GIVEN PROBLEM - Copy out every line of the data exactly.

EXTRACTED RECORDS -
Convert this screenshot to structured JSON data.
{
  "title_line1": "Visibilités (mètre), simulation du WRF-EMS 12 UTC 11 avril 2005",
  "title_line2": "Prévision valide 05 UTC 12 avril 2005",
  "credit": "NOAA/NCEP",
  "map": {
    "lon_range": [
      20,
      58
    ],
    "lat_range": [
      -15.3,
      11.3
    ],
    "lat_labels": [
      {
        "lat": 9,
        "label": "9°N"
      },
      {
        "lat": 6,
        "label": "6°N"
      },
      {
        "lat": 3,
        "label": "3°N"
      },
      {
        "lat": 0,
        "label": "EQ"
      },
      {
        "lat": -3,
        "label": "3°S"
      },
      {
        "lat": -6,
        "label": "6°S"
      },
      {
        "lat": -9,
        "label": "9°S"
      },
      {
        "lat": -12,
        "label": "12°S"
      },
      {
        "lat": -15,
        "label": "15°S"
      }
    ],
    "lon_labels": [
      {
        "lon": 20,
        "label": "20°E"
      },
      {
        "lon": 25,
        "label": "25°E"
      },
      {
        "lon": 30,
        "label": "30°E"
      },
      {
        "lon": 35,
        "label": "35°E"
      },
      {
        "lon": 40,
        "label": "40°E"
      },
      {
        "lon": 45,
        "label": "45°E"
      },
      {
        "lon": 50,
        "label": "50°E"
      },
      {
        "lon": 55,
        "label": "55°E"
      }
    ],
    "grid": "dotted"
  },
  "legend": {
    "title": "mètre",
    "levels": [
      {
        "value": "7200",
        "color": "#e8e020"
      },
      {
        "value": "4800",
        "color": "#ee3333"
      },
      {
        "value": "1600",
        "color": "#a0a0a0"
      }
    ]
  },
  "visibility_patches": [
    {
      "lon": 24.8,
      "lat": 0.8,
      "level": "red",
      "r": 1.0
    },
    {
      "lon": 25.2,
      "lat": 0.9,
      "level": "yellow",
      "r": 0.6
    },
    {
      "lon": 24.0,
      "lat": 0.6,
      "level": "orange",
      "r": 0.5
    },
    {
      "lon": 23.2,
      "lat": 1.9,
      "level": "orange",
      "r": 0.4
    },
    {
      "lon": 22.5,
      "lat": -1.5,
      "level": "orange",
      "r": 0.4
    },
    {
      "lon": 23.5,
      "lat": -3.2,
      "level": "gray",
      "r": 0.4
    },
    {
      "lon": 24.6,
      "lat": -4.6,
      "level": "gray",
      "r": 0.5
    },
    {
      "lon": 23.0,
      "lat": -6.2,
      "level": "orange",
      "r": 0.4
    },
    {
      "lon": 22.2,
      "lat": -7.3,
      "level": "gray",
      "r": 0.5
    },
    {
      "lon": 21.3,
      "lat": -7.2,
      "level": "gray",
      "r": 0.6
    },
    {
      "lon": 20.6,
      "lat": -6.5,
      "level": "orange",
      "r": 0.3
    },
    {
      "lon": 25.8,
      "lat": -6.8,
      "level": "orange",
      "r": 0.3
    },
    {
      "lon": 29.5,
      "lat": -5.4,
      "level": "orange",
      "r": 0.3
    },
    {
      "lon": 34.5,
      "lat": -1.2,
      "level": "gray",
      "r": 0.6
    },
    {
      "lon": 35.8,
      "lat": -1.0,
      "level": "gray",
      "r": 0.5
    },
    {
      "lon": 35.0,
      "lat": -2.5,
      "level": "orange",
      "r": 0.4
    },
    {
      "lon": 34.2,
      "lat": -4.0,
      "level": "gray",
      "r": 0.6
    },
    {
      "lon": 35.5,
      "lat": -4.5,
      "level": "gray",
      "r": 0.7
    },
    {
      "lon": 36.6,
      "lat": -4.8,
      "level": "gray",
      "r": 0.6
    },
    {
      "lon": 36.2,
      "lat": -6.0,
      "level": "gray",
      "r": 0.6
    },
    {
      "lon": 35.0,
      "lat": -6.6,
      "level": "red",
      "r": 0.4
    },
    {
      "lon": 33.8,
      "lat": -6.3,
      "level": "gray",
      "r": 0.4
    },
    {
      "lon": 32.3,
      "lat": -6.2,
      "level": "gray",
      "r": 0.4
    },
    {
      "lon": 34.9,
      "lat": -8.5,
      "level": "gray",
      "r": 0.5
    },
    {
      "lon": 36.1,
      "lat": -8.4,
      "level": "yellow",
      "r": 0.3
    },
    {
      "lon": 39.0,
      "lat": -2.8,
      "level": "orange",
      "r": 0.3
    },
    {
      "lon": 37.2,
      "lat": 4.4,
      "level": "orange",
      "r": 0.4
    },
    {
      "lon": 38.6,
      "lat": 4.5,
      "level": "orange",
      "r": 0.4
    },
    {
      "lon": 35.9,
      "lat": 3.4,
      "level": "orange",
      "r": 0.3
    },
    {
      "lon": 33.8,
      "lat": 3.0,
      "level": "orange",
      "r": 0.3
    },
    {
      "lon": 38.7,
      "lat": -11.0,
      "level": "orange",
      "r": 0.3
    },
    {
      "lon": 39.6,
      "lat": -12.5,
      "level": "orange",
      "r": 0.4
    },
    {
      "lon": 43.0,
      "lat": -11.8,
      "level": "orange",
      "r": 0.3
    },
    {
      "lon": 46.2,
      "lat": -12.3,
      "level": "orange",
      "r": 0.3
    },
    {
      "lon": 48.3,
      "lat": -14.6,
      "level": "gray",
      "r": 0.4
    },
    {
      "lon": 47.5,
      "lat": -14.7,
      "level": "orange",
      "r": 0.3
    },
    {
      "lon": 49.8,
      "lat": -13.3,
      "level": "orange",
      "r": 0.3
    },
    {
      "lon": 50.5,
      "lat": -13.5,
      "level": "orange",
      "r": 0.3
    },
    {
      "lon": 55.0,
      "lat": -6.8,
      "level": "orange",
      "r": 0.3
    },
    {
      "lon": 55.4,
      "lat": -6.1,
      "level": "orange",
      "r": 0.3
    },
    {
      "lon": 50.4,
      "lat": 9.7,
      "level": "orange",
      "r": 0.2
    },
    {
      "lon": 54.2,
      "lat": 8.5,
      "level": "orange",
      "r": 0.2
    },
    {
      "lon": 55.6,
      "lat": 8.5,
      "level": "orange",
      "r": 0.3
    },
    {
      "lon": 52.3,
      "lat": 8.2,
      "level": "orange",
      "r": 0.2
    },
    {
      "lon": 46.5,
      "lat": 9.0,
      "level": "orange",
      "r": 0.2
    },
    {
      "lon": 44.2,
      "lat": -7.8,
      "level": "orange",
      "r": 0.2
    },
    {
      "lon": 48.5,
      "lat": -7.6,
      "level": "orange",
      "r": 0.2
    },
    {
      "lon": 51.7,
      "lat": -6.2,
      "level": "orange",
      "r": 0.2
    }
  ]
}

REPLY -
Convert this screenshot to structured JSON data.
{
  "title_line1": "Visibilités (mètre), simulation du WRF-EMS 12 UTC 11 avril 2005",
  "title_line2": "Prévision valide 05 UTC 12 avril 2005",
  "credit": "NOAA/NCEP",
  "map": {
    "lon_range": [
      20,
      58
    ],
    "lat_range": [
      -15.3,
      11.3
    ],
    "lat_labels": [
      {
        "lat": 9,
        "label": "9°N"
      },
      {
        "lat": 6,
        "label": "6°N"
      },
      {
        "lat": 3,
        "label": "3°N"
      },
      {
        "lat": 0,
        "label": "EQ"
      },
      {
        "lat": -3,
        "label": "3°S"
      },
      {
        "lat": -6,
        "label": "6°S"
      },
      {
        "lat": -9,
        "label": "9°S"
      },
      {
        "lat": -12,
        "label": "12°S"
      },
      {
        "lat": -15,
        "label": "15°S"
      }
    ],
    "lon_labels": [
      {
        "lon": 20,
        "label": "20°E"
      },
      {
        "lon": 25,
        "label": "25°E"
      },
      {
        "lon": 30,
        "label": "30°E"
      },
      {
        "lon": 35,
        "label": "35°E"
      },
      {
        "lon": 40,
        "label": "40°E"
      },
      {
        "lon": 45,
        "label": "45°E"
      },
      {
        "lon": 50,
        "label": "50°E"
      },
      {
        "lon": 55,
        "label": "55°E"
      }
    ],
    "grid": "dotted"
  },
  "legend": {
    "title": "mètre",
    "levels": [
      {
        "value": "7200",
        "color": "#e8e020"
      },
      {
        "value": "4800",
        "color": "#ee3333"
      },
      {
        "value": "1600",
        "color": "#a0a0a0"
      }
    ]
  },
  "visibility_patches": [
    {
      "lon": 24.8,
      "lat": 0.8,
      "level": "red",
      "r": 1.0
    },
    {
      "lon": 25.2,
      "lat": 0.9,
      "level": "yellow",
      "r": 0.6
    },
    {
      "lon": 24.0,
      "lat": 0.6,
      "level": "orange",
      "r": 0.5
    },
    {
      "lon": 23.2,
      "lat": 1.9,
      "level": "orange",
      "r": 0.4
    },
    {
      "lon": 22.5,
      "lat": -1.5,
      "level": "orange",
      "r": 0.4
    },
    {
      "lon": 23.5,
      "lat": -3.2,
      "level": "gray",
      "r": 0.4
    },
    {
      "lon": 24.6,
      "lat": -4.6,
      "level": "gray",
      "r": 0.5
    },
    {
      "lon": 23.0,
      "lat": -6.2,
      "level": "orange",
      "r": 0.4
    },
    {
      "lon": 22.2,
      "lat": -7.3,
      "level": "gray",
      "r": 0.5
    },
    {
      "lon": 21.3,
      "lat": -7.2,
      "level": "gray",
      "r": 0.6
    },
    {
      "lon": 20.6,
      "lat": -6.5,
      "level": "orange",
      "r": 0.3
    },
    {
      "lon": 25.8,
      "lat": -6.8,
      "level": "orange",
      "r": 0.3
    },
    {
      "lon": 29.5,
      "lat": -5.4,
      "level": "orange",
      "r": 0.3
    },
    {
      "lon": 34.5,
      "lat": -1.2,
      "level": "gray",
      "r": 0.6
    },
    {
      "lon": 35.8,
      "lat": -1.0,
      "level": "gray",
      "r": 0.5
    },
    {
      "lon": 35.0,
      "lat": -2.5,
      "level": "orange",
      "r": 0.4
    },
    {
      "lon": 34.2,
      "lat": -4.0,
      "level": "gray",
      "r": 0.6
    },
    {
      "lon": 35.5,
      "lat": -4.5,
      "level": "gray",
      "r": 0.7
    },
    {
      "lon": 36.6,
      "lat": -4.8,
      "level": "gray",
      "r": 0.6
    },
    {
      "lon": 36.2,
      "lat": -6.0,
      "level": "gray",
      "r": 0.6
    },
    {
      "lon": 35.0,
      "lat": -6.6,
      "level": "red",
      "r": 0.4
    },
    {
      "lon": 33.8,
      "lat": -6.3,
      "level": "gray",
      "r": 0.4
    },
    {
      "lon": 32.3,
      "lat": -6.2,
      "level": "gray",
      "r": 0.4
    },
    {
      "lon": 34.9,
      "lat": -8.5,
      "level": "gray",
      "r": 0.5
    },
    {
      "lon": 36.1,
      "lat": -8.4,
      "level": "yellow",
      "r": 0.3
    },
    {
      "lon": 39.0,
      "lat": -2.8,
      "level": "orange",
      "r": 0.3
    },
    {
      "lon": 37.2,
      "lat": 4.4,
      "level": "orange",
      "r": 0.4
    },
    {
      "lon": 38.6,
      "lat": 4.5,
      "level": "orange",
      "r": 0.4
    },
    {
      "lon": 35.9,
      "lat": 3.4,
      "level": "orange",
      "r": 0.3
    },
    {
      "lon": 33.8,
      "lat": 3.0,
      "level": "orange",
      "r": 0.3
    },
    {
      "lon": 38.7,
      "lat": -11.0,
      "level": "orange",
      "r": 0.3
    },
    {
      "lon": 39.6,
      "lat": -12.5,
      "level": "orange",
      "r": 0.4
    },
    {
      "lon": 43.0,
      "lat": -11.8,
      "level": "orange",
      "r": 0.3
    },
    {
      "lon": 46.2,
      "lat": -12.3,
      "level": "orange",
      "r": 0.3
    },
    {
      "lon": 48.3,
      "lat": -14.6,
      "level": "gray",
      "r": 0.4
    },
    {
      "lon": 47.5,
      "lat": -14.7,
      "level": "orange",
      "r": 0.3
    },
    {
      "lon": 49.8,
      "lat": -13.3,
      "level": "orange",
      "r": 0.3
    },
    {
      "lon": 50.5,
      "lat": -13.5,
      "level": "orange",
      "r": 0.3
    },
    {
      "lon": 55.0,
      "lat": -6.8,
      "level": "orange",
      "r": 0.3
    },
    {
      "lon": 55.4,
      "lat": -6.1,
      "level": "orange",
      "r": 0.3
    },
    {
      "lon": 50.4,
      "lat": 9.7,
      "level": "orange",
      "r": 0.2
    },
    {
      "lon": 54.2,
      "lat": 8.5,
      "level": "orange",
      "r": 0.2
    },
    {
      "lon": 55.6,
      "lat": 8.5,
      "level": "orange",
      "r": 0.3
    },
    {
      "lon": 52.3,
      "lat": 8.2,
      "level": "orange",
      "r": 0.2
    },
    {
      "lon": 46.5,
      "lat": 9.0,
      "level": "orange",
      "r": 0.2
    },
    {
      "lon": 44.2,
      "lat": -7.8,
      "level": "orange",
      "r": 0.2
    },
    {
      "lon": 48.5,
      "lat": -7.6,
      "level": "orange",
      "r": 0.2
    },
    {
      "lon": 51.7,
      "lat": -6.2,
      "level": "orange",
      "r": 0.2
    }
  ]
}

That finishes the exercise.